**Source records:**
──────
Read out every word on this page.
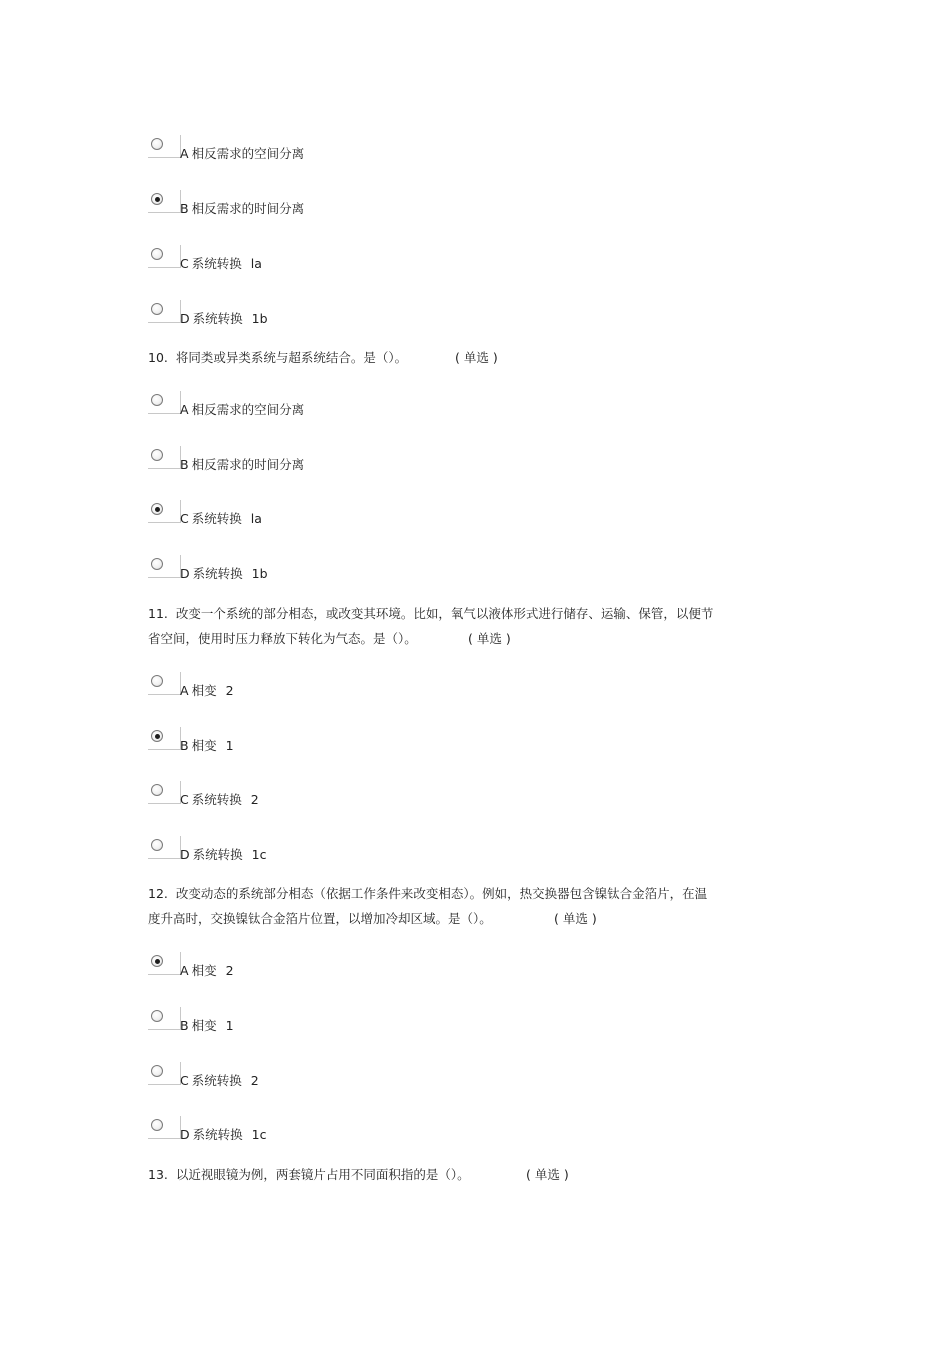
A 相反需求的空间分离
B 相反需求的时间分离
C 系统转换 la
D 系统转换 1b
10. 将同类或异类系统与超系统结合。是（）。	( 单选 )
A 相反需求的空间分离
B 相反需求的时间分离
C 系统转换 la
D 系统转换 1b
11. 改变一个系统的部分相态，或改变其环境。比如，氧气以液体形式进行储存、运输、保管，以便节
省空间，使用时压力释放下转化为气态。是（）。	( 单选 )
A 相变 2
B 相变 1
C 系统转换 2
D 系统转换 1c
12. 改变动态的系统部分相态（依据工作条件来改变相态）。例如，热交换器包含镍钛合金箔片，在温
度升高时，交换镍钛合金箔片位置，以增加冷却区域。是（）。	( 单选 )
A 相变 2
B 相变 1
C 系统转换 2
D 系统转换 1c
13. 以近视眼镜为例，两套镜片占用不同面积指的是（）。	( 单选 )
──────
**Directions:** A faithful copy of the records above is needed, with the pictures left out.

**The answer:**
Read out every word on this page.
A 相反需求的空间分离
B 相反需求的时间分离
C 系统转换 la
D 系统转换 1b
10. 将同类或异类系统与超系统结合。是（）。	( 单选 )
A 相反需求的空间分离
B 相反需求的时间分离
C 系统转换 la
D 系统转换 1b
11. 改变一个系统的部分相态，或改变其环境。比如，氧气以液体形式进行储存、运输、保管，以便节
省空间，使用时压力释放下转化为气态。是（）。	( 单选 )
A 相变 2
B 相变 1
C 系统转换 2
D 系统转换 1c
12. 改变动态的系统部分相态（依据工作条件来改变相态）。例如，热交换器包含镍钛合金箔片，在温
度升高时，交换镍钛合金箔片位置，以增加冷却区域。是（）。	( 单选 )
A 相变 2
B 相变 1
C 系统转换 2
D 系统转换 1c
13. 以近视眼镜为例，两套镜片占用不同面积指的是（）。	( 单选 )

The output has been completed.